Collected data entries
>> start

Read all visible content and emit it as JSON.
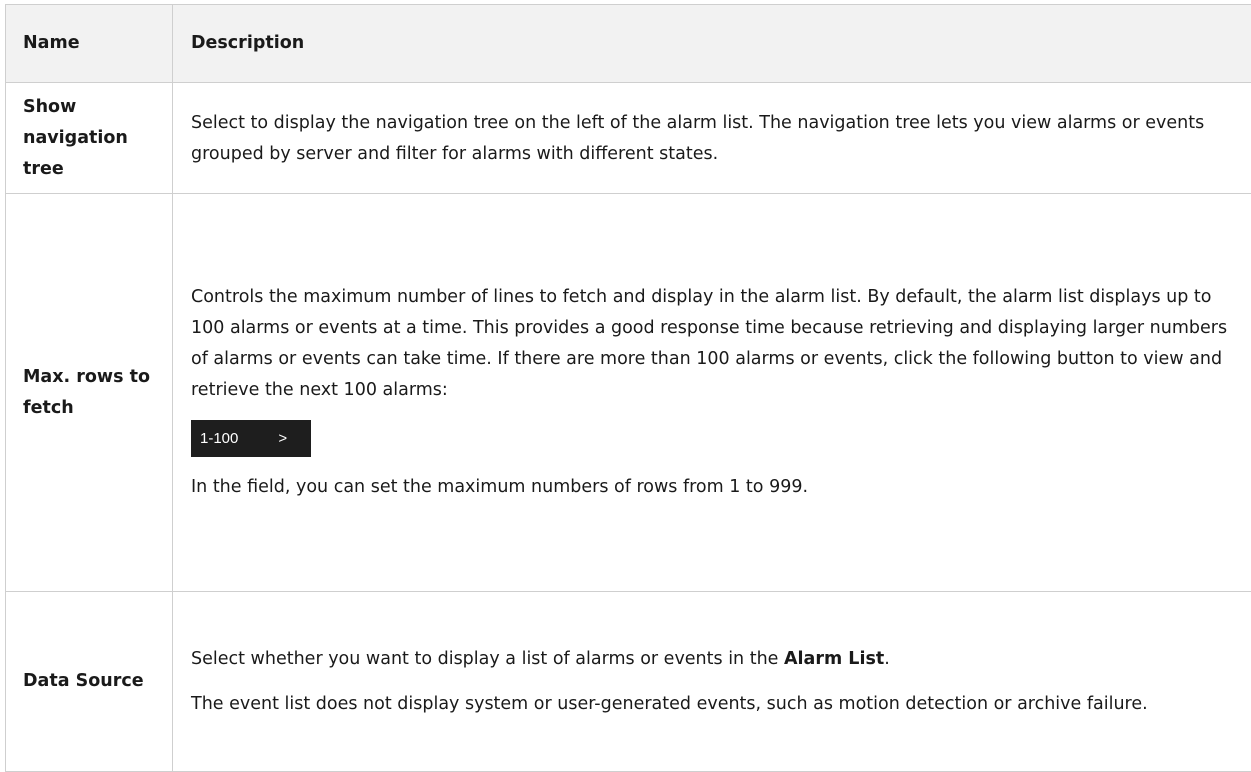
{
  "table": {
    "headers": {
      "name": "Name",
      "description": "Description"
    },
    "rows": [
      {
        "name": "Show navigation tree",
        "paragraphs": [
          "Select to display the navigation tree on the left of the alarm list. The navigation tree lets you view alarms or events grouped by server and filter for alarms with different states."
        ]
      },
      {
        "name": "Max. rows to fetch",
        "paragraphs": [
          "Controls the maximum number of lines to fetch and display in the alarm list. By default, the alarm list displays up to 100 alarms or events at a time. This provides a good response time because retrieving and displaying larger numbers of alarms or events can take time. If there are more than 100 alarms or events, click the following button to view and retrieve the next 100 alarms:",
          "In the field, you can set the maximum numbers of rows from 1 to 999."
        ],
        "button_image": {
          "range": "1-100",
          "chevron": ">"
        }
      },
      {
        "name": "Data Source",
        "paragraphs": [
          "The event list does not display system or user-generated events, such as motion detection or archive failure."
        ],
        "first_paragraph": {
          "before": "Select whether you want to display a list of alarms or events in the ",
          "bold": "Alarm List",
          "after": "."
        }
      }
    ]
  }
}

>> end
>> start

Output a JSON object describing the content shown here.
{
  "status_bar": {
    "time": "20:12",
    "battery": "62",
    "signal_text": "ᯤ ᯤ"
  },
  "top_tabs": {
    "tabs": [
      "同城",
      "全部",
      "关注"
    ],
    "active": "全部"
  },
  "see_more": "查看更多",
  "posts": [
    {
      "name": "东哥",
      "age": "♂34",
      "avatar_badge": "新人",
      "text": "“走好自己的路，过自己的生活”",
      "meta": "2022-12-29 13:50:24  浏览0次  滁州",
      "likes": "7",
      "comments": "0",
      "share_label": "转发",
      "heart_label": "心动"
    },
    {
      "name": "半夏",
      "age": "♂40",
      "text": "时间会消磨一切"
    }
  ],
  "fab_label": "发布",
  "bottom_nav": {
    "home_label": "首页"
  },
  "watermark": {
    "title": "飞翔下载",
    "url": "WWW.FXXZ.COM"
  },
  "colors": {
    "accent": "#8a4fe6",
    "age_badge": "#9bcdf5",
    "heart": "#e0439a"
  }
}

>> end

-- TASK STATEMENT --
Report all lines of the data above that include the string "fetch".

-- TASK OUTPUT --
        "name": "Max. rows to fetch",
          "Controls the maximum number of lines to fetch and display in the alarm list. By default, the alarm list displays up to 100 alarms or events at a time. This provides a good response time because retrieving and displaying larger numbers of alarms or events can take time. If there are more than 100 alarms or events, click the following button to view and retrieve the next 100 alarms:",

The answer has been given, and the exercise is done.